--- What this task involves ---
How many lines in this material include the string "document"? Answer with the number and nothing further.

Stored items:
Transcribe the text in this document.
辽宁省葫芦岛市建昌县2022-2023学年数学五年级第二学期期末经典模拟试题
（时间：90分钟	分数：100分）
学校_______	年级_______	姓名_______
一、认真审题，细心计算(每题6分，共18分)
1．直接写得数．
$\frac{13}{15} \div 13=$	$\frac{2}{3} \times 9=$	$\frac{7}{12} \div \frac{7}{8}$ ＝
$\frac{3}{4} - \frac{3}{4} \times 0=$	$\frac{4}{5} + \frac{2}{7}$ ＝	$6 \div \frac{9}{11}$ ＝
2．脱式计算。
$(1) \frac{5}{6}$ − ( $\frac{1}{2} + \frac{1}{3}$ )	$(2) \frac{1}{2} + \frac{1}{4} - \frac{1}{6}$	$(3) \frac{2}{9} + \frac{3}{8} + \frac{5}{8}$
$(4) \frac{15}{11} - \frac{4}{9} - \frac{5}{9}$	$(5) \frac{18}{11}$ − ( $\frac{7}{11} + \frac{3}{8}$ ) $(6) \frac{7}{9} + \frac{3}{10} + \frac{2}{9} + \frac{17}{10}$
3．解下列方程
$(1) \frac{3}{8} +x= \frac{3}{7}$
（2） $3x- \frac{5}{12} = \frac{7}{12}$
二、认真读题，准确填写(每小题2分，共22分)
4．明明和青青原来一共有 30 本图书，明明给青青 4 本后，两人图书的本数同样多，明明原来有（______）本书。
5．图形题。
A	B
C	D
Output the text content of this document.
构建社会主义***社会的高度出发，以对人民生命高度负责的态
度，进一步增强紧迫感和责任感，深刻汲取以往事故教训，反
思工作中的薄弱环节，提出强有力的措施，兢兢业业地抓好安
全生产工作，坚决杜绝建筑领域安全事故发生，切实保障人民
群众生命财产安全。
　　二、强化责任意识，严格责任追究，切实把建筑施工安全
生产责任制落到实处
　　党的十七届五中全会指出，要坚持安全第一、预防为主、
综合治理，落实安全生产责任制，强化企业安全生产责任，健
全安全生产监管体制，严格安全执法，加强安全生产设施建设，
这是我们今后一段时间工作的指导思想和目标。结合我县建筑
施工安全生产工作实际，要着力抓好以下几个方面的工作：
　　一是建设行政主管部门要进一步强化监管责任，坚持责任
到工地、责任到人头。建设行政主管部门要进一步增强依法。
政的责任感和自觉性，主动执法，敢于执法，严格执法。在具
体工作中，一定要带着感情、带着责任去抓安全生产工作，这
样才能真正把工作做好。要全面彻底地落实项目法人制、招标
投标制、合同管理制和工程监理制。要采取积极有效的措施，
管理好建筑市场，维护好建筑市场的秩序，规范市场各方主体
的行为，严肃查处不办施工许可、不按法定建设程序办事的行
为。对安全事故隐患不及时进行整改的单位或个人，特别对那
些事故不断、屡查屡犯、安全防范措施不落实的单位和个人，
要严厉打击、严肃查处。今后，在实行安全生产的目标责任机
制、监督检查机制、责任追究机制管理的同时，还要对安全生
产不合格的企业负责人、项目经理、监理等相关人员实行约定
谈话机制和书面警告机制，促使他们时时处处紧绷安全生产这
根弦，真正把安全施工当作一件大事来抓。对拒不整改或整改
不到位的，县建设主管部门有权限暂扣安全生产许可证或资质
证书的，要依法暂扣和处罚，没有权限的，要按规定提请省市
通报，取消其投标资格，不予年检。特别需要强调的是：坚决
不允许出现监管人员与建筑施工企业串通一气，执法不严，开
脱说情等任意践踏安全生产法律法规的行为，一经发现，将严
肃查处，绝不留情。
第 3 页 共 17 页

--- Solved problem ---
2